- **Set exercise**
Identify and copy all lines of the material where the string "ANSA" is found.

- **Given records**

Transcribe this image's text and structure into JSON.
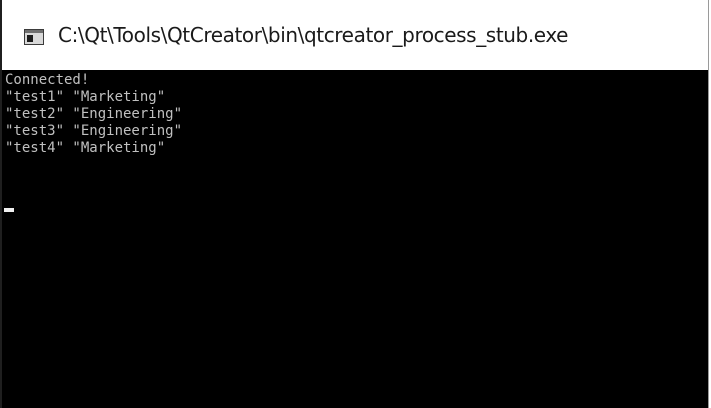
{
  "window": {
    "title": "C:\\Qt\\Tools\\QtCreator\\bin\\qtcreator_process_stub.exe",
    "icon": "console-window-icon"
  },
  "console": {
    "lines": [
      "Connected!",
      "\"test1\" \"Marketing\"",
      "\"test2\" \"Engineering\"",
      "\"test3\" \"Engineering\"",
      "\"test4\" \"Marketing\""
    ]
  },
  "colors": {
    "console_background": "#000000",
    "console_text": "#c0c0c0",
    "cursor": "#f0f0f0",
    "titlebar_background": "#ffffff",
    "title_text": "#1a1a1a"
  }
}
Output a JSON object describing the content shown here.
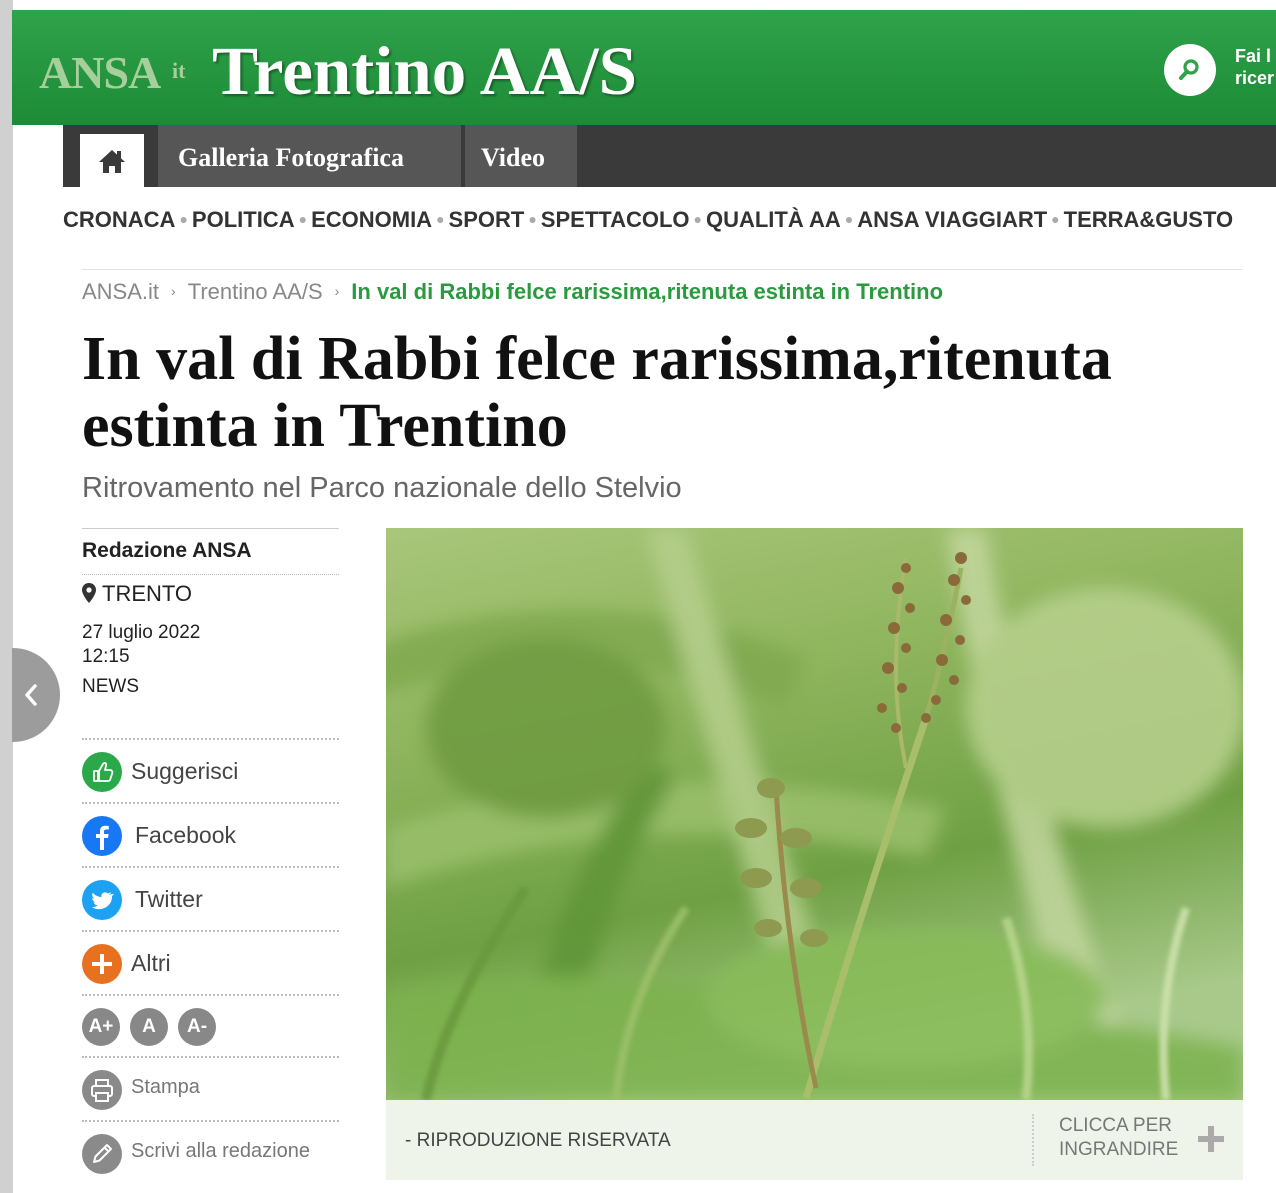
{
  "header": {
    "logo_text": "ANSA",
    "logo_suffix": "it",
    "site_title": "Trentino AA/S",
    "search_label": "Fai la ricerca",
    "search_label_line1": "Fai l",
    "search_label_line2": "ricer",
    "brand_color": "#22933d",
    "search_icon": "search-icon"
  },
  "nav": {
    "home_icon": "home-icon",
    "tabs": [
      {
        "label": "Galleria Fotografica"
      },
      {
        "label": "Video"
      }
    ]
  },
  "sections": [
    "CRONACA",
    "POLITICA",
    "ECONOMIA",
    "SPORT",
    "SPETTACOLO",
    "QUALITÀ AA",
    "ANSA VIAGGIART",
    "TERRA&GUSTO"
  ],
  "breadcrumb": {
    "items": [
      "ANSA.it",
      "Trentino AA/S"
    ],
    "current": "In val di Rabbi felce rarissima,ritenuta estinta in Trentino"
  },
  "article": {
    "headline": "In val di Rabbi felce rarissima,ritenuta estinta in Trentino",
    "subtitle": "Ritrovamento nel Parco nazionale dello Stelvio",
    "author": "Redazione ANSA",
    "place": "TRENTO",
    "date": "27 luglio 2022",
    "time": "12:15",
    "kind": "NEWS"
  },
  "actions": {
    "suggest": "Suggerisci",
    "facebook": "Facebook",
    "twitter": "Twitter",
    "others": "Altri",
    "font_increase": "A+",
    "font_reset": "A",
    "font_decrease": "A-",
    "print": "Stampa",
    "write": "Scrivi alla redazione"
  },
  "image": {
    "caption": "- RIPRODUZIONE RISERVATA",
    "enlarge_line1": "CLICCA PER",
    "enlarge_line2": "INGRANDIRE"
  }
}
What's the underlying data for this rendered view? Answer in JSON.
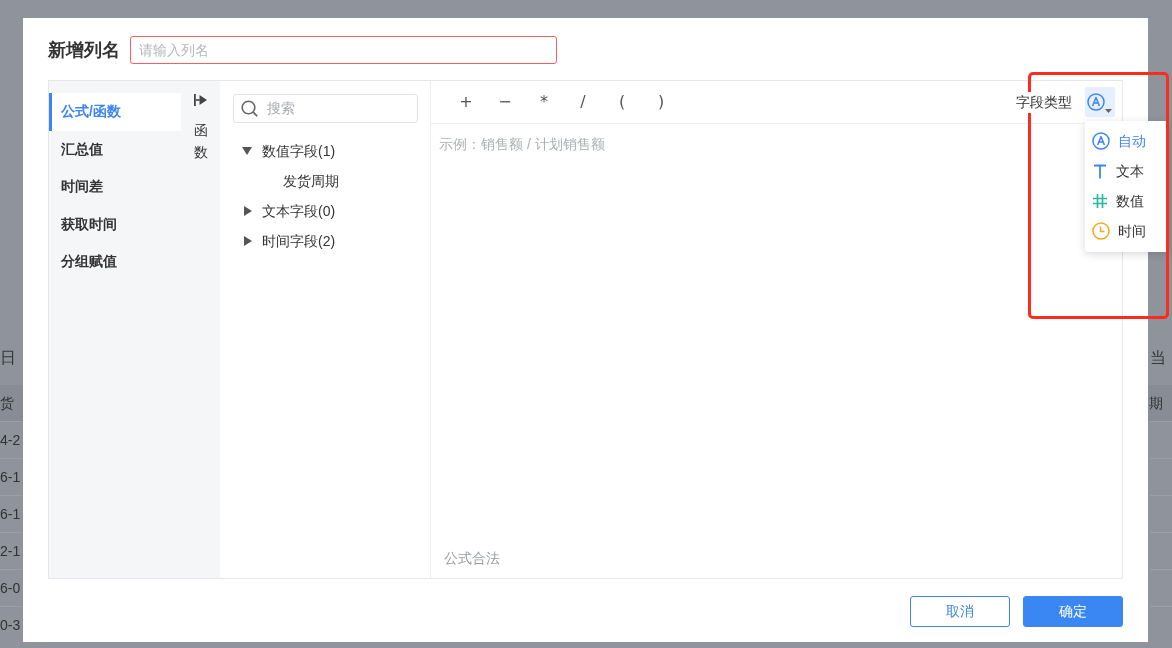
{
  "background": {
    "left": {
      "title": "日",
      "header": "货",
      "rows": [
        "4-2",
        "6-1",
        "6-1",
        "2-1",
        "6-0",
        "0-3"
      ]
    },
    "right": {
      "title": "当",
      "header": "期"
    }
  },
  "dialog": {
    "title": "新增列名",
    "name_field": {
      "placeholder": "请输入列名",
      "invalid": true
    },
    "categories": [
      {
        "label": "公式/函数",
        "selected": true
      },
      {
        "label": "汇总值",
        "selected": false
      },
      {
        "label": "时间差",
        "selected": false
      },
      {
        "label": "获取时间",
        "selected": false
      },
      {
        "label": "分组赋值",
        "selected": false
      }
    ],
    "side_toggle_label": "函数",
    "search": {
      "placeholder": "搜索"
    },
    "field_tree": [
      {
        "label": "数值字段(1)",
        "expanded": true,
        "children": [
          {
            "label": "发货周期"
          }
        ]
      },
      {
        "label": "文本字段(0)",
        "expanded": false
      },
      {
        "label": "时间字段(2)",
        "expanded": false
      }
    ],
    "operators": [
      "+",
      "−",
      "*",
      "/",
      "(",
      ")"
    ],
    "field_type": {
      "label": "字段类型",
      "menu_open": true,
      "options": [
        {
          "kind": "auto",
          "label": "自动",
          "color": "#3d85f0",
          "selected": true
        },
        {
          "kind": "text",
          "label": "文本",
          "color": "#3d85f0",
          "selected": false
        },
        {
          "kind": "number",
          "label": "数值",
          "color": "#2db7a2",
          "selected": false
        },
        {
          "kind": "time",
          "label": "时间",
          "color": "#f5a623",
          "selected": false
        }
      ]
    },
    "formula": {
      "placeholder": "示例：销售额 / 计划销售额",
      "status": "公式合法"
    },
    "buttons": [
      {
        "label": "取消",
        "kind": "secondary"
      },
      {
        "label": "确定",
        "kind": "primary"
      }
    ]
  },
  "highlight_frame": true
}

- **Solution**
    "logo_text": "ANSA",
    "ANSA VIAGGIART",
      "ANSA.it",
    "author": "Redazione ANSA",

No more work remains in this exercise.